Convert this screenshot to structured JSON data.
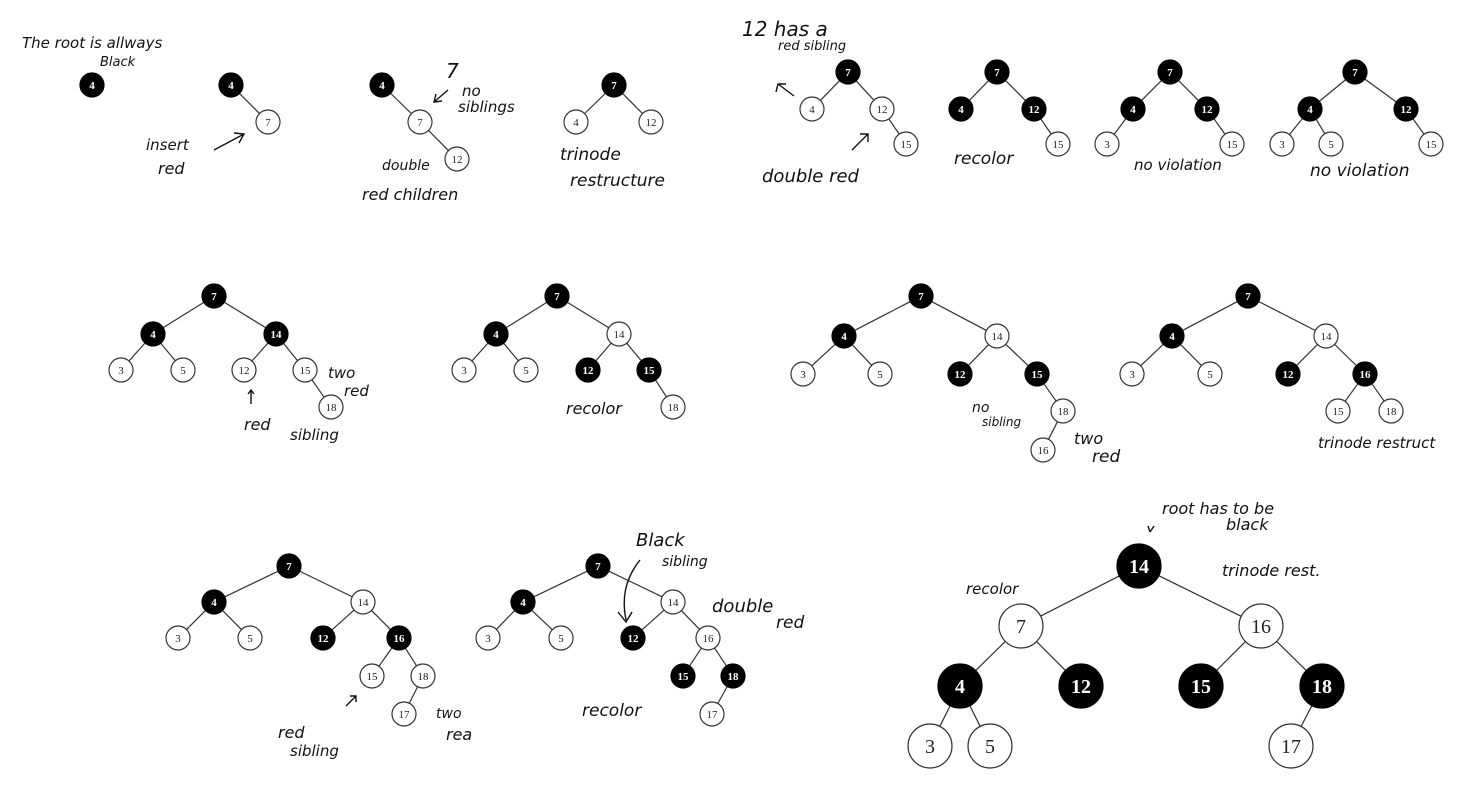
{
  "annotations": {
    "root_black": [
      "The root is allways",
      "Black"
    ],
    "insert_red": [
      "insert",
      "red"
    ],
    "no_siblings": [
      "7",
      "no",
      "siblings"
    ],
    "double_red_children": [
      "double",
      "red children"
    ],
    "trinode_restructure": [
      "trinode",
      "restructure"
    ],
    "red_sibling_12": [
      "12 has a",
      "red sibling"
    ],
    "double_red": "double red",
    "recolor_1": "recolor",
    "no_violation_1": "no violation",
    "no_violation_2": "no violation",
    "two_red_1": [
      "two",
      "red"
    ],
    "red_sibling_1": [
      "red",
      "sibling"
    ],
    "recolor_2": "recolor",
    "no_sibling": [
      "no",
      "sibling"
    ],
    "two_red_2": [
      "two",
      "red"
    ],
    "trinode_restruct": "trinode restruct",
    "red_sibling_2": [
      "red",
      "sibling"
    ],
    "two_red_3": [
      "two",
      "rea"
    ],
    "black_sibling": [
      "Black",
      "sibling"
    ],
    "double_red_2": [
      "double",
      "red"
    ],
    "recolor_3": "recolor",
    "recolor_4": "recolor",
    "root_has_to_be_black": [
      "root has to be",
      "black"
    ],
    "trinode_rest": "trinode rest."
  },
  "trees": [
    {
      "id": "t1",
      "nodes": [
        {
          "id": "a",
          "label": "4",
          "color": "black"
        }
      ],
      "edges": []
    },
    {
      "id": "t2",
      "nodes": [
        {
          "id": "a",
          "label": "4",
          "color": "black"
        },
        {
          "id": "b",
          "label": "7",
          "color": "white"
        }
      ],
      "edges": [
        [
          "a",
          "b"
        ]
      ]
    },
    {
      "id": "t3",
      "nodes": [
        {
          "id": "a",
          "label": "4",
          "color": "black"
        },
        {
          "id": "b",
          "label": "7",
          "color": "white"
        },
        {
          "id": "c",
          "label": "12",
          "color": "white"
        }
      ],
      "edges": [
        [
          "a",
          "b"
        ],
        [
          "b",
          "c"
        ]
      ]
    },
    {
      "id": "t4",
      "nodes": [
        {
          "id": "a",
          "label": "7",
          "color": "black"
        },
        {
          "id": "b",
          "label": "4",
          "color": "white"
        },
        {
          "id": "c",
          "label": "12",
          "color": "white"
        }
      ],
      "edges": [
        [
          "a",
          "b"
        ],
        [
          "a",
          "c"
        ]
      ]
    },
    {
      "id": "t5",
      "nodes": [
        {
          "id": "a",
          "label": "7",
          "color": "black"
        },
        {
          "id": "b",
          "label": "4",
          "color": "white"
        },
        {
          "id": "c",
          "label": "12",
          "color": "white"
        },
        {
          "id": "d",
          "label": "15",
          "color": "white"
        }
      ],
      "edges": [
        [
          "a",
          "b"
        ],
        [
          "a",
          "c"
        ],
        [
          "c",
          "d"
        ]
      ]
    },
    {
      "id": "t6",
      "nodes": [
        {
          "id": "a",
          "label": "7",
          "color": "black"
        },
        {
          "id": "b",
          "label": "4",
          "color": "black"
        },
        {
          "id": "c",
          "label": "12",
          "color": "black"
        },
        {
          "id": "d",
          "label": "15",
          "color": "white"
        }
      ],
      "edges": [
        [
          "a",
          "b"
        ],
        [
          "a",
          "c"
        ],
        [
          "c",
          "d"
        ]
      ]
    },
    {
      "id": "t7",
      "nodes": [
        {
          "id": "a",
          "label": "7",
          "color": "black"
        },
        {
          "id": "b",
          "label": "4",
          "color": "black"
        },
        {
          "id": "c",
          "label": "12",
          "color": "black"
        },
        {
          "id": "e",
          "label": "3",
          "color": "white"
        },
        {
          "id": "d",
          "label": "15",
          "color": "white"
        }
      ],
      "edges": [
        [
          "a",
          "b"
        ],
        [
          "a",
          "c"
        ],
        [
          "b",
          "e"
        ],
        [
          "c",
          "d"
        ]
      ]
    },
    {
      "id": "t8",
      "nodes": [
        {
          "id": "a",
          "label": "7",
          "color": "black"
        },
        {
          "id": "b",
          "label": "4",
          "color": "black"
        },
        {
          "id": "c",
          "label": "12",
          "color": "black"
        },
        {
          "id": "e",
          "label": "3",
          "color": "white"
        },
        {
          "id": "f",
          "label": "5",
          "color": "white"
        },
        {
          "id": "d",
          "label": "15",
          "color": "white"
        }
      ],
      "edges": [
        [
          "a",
          "b"
        ],
        [
          "a",
          "c"
        ],
        [
          "b",
          "e"
        ],
        [
          "b",
          "f"
        ],
        [
          "c",
          "d"
        ]
      ]
    },
    {
      "id": "t9",
      "nodes": [
        {
          "id": "a",
          "label": "7",
          "color": "black"
        },
        {
          "id": "b",
          "label": "4",
          "color": "black"
        },
        {
          "id": "c",
          "label": "14",
          "color": "black"
        },
        {
          "id": "e",
          "label": "3",
          "color": "white"
        },
        {
          "id": "f",
          "label": "5",
          "color": "white"
        },
        {
          "id": "g",
          "label": "12",
          "color": "white"
        },
        {
          "id": "h",
          "label": "15",
          "color": "white"
        },
        {
          "id": "i",
          "label": "18",
          "color": "white"
        }
      ],
      "edges": [
        [
          "a",
          "b"
        ],
        [
          "a",
          "c"
        ],
        [
          "b",
          "e"
        ],
        [
          "b",
          "f"
        ],
        [
          "c",
          "g"
        ],
        [
          "c",
          "h"
        ],
        [
          "h",
          "i"
        ]
      ]
    },
    {
      "id": "t10",
      "nodes": [
        {
          "id": "a",
          "label": "7",
          "color": "black"
        },
        {
          "id": "b",
          "label": "4",
          "color": "black"
        },
        {
          "id": "c",
          "label": "14",
          "color": "white"
        },
        {
          "id": "e",
          "label": "3",
          "color": "white"
        },
        {
          "id": "f",
          "label": "5",
          "color": "white"
        },
        {
          "id": "g",
          "label": "12",
          "color": "black"
        },
        {
          "id": "h",
          "label": "15",
          "color": "black"
        },
        {
          "id": "i",
          "label": "18",
          "color": "white"
        }
      ],
      "edges": [
        [
          "a",
          "b"
        ],
        [
          "a",
          "c"
        ],
        [
          "b",
          "e"
        ],
        [
          "b",
          "f"
        ],
        [
          "c",
          "g"
        ],
        [
          "c",
          "h"
        ],
        [
          "h",
          "i"
        ]
      ]
    },
    {
      "id": "t11",
      "nodes": [
        {
          "id": "a",
          "label": "7",
          "color": "black"
        },
        {
          "id": "b",
          "label": "4",
          "color": "black"
        },
        {
          "id": "c",
          "label": "14",
          "color": "white"
        },
        {
          "id": "e",
          "label": "3",
          "color": "white"
        },
        {
          "id": "f",
          "label": "5",
          "color": "white"
        },
        {
          "id": "g",
          "label": "12",
          "color": "black"
        },
        {
          "id": "h",
          "label": "15",
          "color": "black"
        },
        {
          "id": "i",
          "label": "18",
          "color": "white"
        },
        {
          "id": "j",
          "label": "16",
          "color": "white"
        }
      ],
      "edges": [
        [
          "a",
          "b"
        ],
        [
          "a",
          "c"
        ],
        [
          "b",
          "e"
        ],
        [
          "b",
          "f"
        ],
        [
          "c",
          "g"
        ],
        [
          "c",
          "h"
        ],
        [
          "h",
          "i"
        ],
        [
          "i",
          "j"
        ]
      ]
    },
    {
      "id": "t12",
      "nodes": [
        {
          "id": "a",
          "label": "7",
          "color": "black"
        },
        {
          "id": "b",
          "label": "4",
          "color": "black"
        },
        {
          "id": "c",
          "label": "14",
          "color": "white"
        },
        {
          "id": "e",
          "label": "3",
          "color": "white"
        },
        {
          "id": "f",
          "label": "5",
          "color": "white"
        },
        {
          "id": "g",
          "label": "12",
          "color": "black"
        },
        {
          "id": "h",
          "label": "16",
          "color": "black"
        },
        {
          "id": "i",
          "label": "15",
          "color": "white"
        },
        {
          "id": "j",
          "label": "18",
          "color": "white"
        }
      ],
      "edges": [
        [
          "a",
          "b"
        ],
        [
          "a",
          "c"
        ],
        [
          "b",
          "e"
        ],
        [
          "b",
          "f"
        ],
        [
          "c",
          "g"
        ],
        [
          "c",
          "h"
        ],
        [
          "h",
          "i"
        ],
        [
          "h",
          "j"
        ]
      ]
    },
    {
      "id": "t13",
      "nodes": [
        {
          "id": "a",
          "label": "7",
          "color": "black"
        },
        {
          "id": "b",
          "label": "4",
          "color": "black"
        },
        {
          "id": "c",
          "label": "14",
          "color": "white"
        },
        {
          "id": "e",
          "label": "3",
          "color": "white"
        },
        {
          "id": "f",
          "label": "5",
          "color": "white"
        },
        {
          "id": "g",
          "label": "12",
          "color": "black"
        },
        {
          "id": "h",
          "label": "16",
          "color": "black"
        },
        {
          "id": "i",
          "label": "15",
          "color": "white"
        },
        {
          "id": "j",
          "label": "18",
          "color": "white"
        },
        {
          "id": "k",
          "label": "17",
          "color": "white"
        }
      ],
      "edges": [
        [
          "a",
          "b"
        ],
        [
          "a",
          "c"
        ],
        [
          "b",
          "e"
        ],
        [
          "b",
          "f"
        ],
        [
          "c",
          "g"
        ],
        [
          "c",
          "h"
        ],
        [
          "h",
          "i"
        ],
        [
          "h",
          "j"
        ],
        [
          "j",
          "k"
        ]
      ]
    },
    {
      "id": "t14",
      "nodes": [
        {
          "id": "a",
          "label": "7",
          "color": "black"
        },
        {
          "id": "b",
          "label": "4",
          "color": "black"
        },
        {
          "id": "c",
          "label": "14",
          "color": "white"
        },
        {
          "id": "e",
          "label": "3",
          "color": "white"
        },
        {
          "id": "f",
          "label": "5",
          "color": "white"
        },
        {
          "id": "g",
          "label": "12",
          "color": "black"
        },
        {
          "id": "h",
          "label": "16",
          "color": "white"
        },
        {
          "id": "i",
          "label": "15",
          "color": "black"
        },
        {
          "id": "j",
          "label": "18",
          "color": "black"
        },
        {
          "id": "k",
          "label": "17",
          "color": "white"
        }
      ],
      "edges": [
        [
          "a",
          "b"
        ],
        [
          "a",
          "c"
        ],
        [
          "b",
          "e"
        ],
        [
          "b",
          "f"
        ],
        [
          "c",
          "g"
        ],
        [
          "c",
          "h"
        ],
        [
          "h",
          "i"
        ],
        [
          "h",
          "j"
        ],
        [
          "j",
          "k"
        ]
      ]
    },
    {
      "id": "t15",
      "nodes": [
        {
          "id": "a",
          "label": "14",
          "color": "black"
        },
        {
          "id": "b",
          "label": "7",
          "color": "white"
        },
        {
          "id": "c",
          "label": "16",
          "color": "white"
        },
        {
          "id": "d",
          "label": "4",
          "color": "black"
        },
        {
          "id": "e",
          "label": "12",
          "color": "black"
        },
        {
          "id": "f",
          "label": "15",
          "color": "black"
        },
        {
          "id": "g",
          "label": "18",
          "color": "black"
        },
        {
          "id": "h",
          "label": "3",
          "color": "white"
        },
        {
          "id": "i",
          "label": "5",
          "color": "white"
        },
        {
          "id": "j",
          "label": "17",
          "color": "white"
        }
      ],
      "edges": [
        [
          "a",
          "b"
        ],
        [
          "a",
          "c"
        ],
        [
          "b",
          "d"
        ],
        [
          "b",
          "e"
        ],
        [
          "c",
          "f"
        ],
        [
          "c",
          "g"
        ],
        [
          "d",
          "h"
        ],
        [
          "d",
          "i"
        ],
        [
          "g",
          "j"
        ]
      ]
    }
  ]
}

◇ ◇ ◇

**TASK DETAILS:**
In the entries above, locate every line with the word "recolor" and copy it.

**EXERCISE ANSWER:**
    "recolor_1": "recolor",
    "recolor_2": "recolor",
    "recolor_3": "recolor",
    "recolor_4": "recolor",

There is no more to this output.